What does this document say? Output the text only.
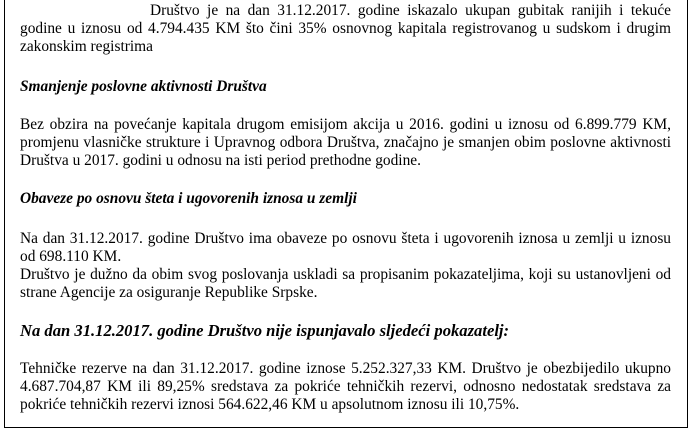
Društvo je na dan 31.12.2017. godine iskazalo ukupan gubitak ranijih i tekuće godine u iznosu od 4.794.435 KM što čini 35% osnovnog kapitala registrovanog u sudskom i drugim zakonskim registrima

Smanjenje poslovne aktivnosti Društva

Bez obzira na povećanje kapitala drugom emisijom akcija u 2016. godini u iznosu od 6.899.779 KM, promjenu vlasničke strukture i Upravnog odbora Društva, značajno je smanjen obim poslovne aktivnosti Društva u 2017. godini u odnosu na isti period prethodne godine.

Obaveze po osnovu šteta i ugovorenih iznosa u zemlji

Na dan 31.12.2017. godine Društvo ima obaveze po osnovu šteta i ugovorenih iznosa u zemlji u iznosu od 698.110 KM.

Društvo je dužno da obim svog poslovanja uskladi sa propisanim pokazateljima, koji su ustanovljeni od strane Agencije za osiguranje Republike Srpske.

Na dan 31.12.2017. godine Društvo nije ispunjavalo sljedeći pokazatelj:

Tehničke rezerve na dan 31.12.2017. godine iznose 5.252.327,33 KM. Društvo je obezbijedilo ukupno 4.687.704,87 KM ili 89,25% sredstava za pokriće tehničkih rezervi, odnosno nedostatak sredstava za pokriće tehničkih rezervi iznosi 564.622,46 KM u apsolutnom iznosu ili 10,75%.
☆ ☆ ☆ ☆
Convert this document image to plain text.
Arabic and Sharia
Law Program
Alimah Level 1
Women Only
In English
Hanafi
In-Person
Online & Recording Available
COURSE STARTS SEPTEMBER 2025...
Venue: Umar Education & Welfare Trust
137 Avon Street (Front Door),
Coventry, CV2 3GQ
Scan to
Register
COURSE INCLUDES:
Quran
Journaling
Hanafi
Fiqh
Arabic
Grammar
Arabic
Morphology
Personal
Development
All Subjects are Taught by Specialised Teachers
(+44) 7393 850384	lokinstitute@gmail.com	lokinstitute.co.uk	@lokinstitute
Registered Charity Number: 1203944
☆ ☆ ☆ ☆
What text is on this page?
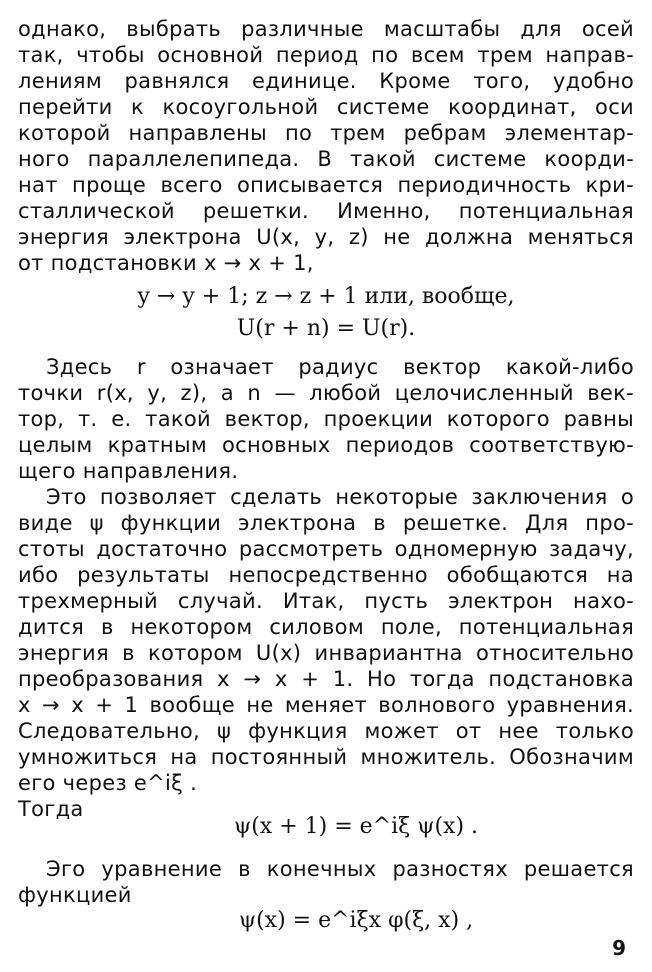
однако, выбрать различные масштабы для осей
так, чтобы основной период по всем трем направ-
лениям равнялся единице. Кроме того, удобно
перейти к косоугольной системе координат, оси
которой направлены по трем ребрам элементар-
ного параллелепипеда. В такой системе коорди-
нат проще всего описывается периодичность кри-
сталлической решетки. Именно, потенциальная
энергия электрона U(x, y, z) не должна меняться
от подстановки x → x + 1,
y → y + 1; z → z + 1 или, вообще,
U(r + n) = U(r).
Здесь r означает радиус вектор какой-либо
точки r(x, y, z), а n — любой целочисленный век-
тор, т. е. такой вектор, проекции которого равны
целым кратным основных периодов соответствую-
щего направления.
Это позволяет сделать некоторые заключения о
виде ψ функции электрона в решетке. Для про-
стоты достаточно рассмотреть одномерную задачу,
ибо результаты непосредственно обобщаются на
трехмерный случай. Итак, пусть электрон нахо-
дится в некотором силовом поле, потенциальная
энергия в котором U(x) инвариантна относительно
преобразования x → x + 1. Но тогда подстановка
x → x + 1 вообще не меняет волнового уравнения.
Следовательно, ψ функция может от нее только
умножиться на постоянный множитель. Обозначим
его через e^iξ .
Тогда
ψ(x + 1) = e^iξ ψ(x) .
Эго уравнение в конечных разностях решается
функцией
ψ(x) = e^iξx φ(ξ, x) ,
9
☆ ☆ ☆ ☆
> [Short problem]:
Copy out every line from the material above in which the word "What" appears.

> [Answer for this exercise]:
What does this document say? Output the text only.
What text is on this page?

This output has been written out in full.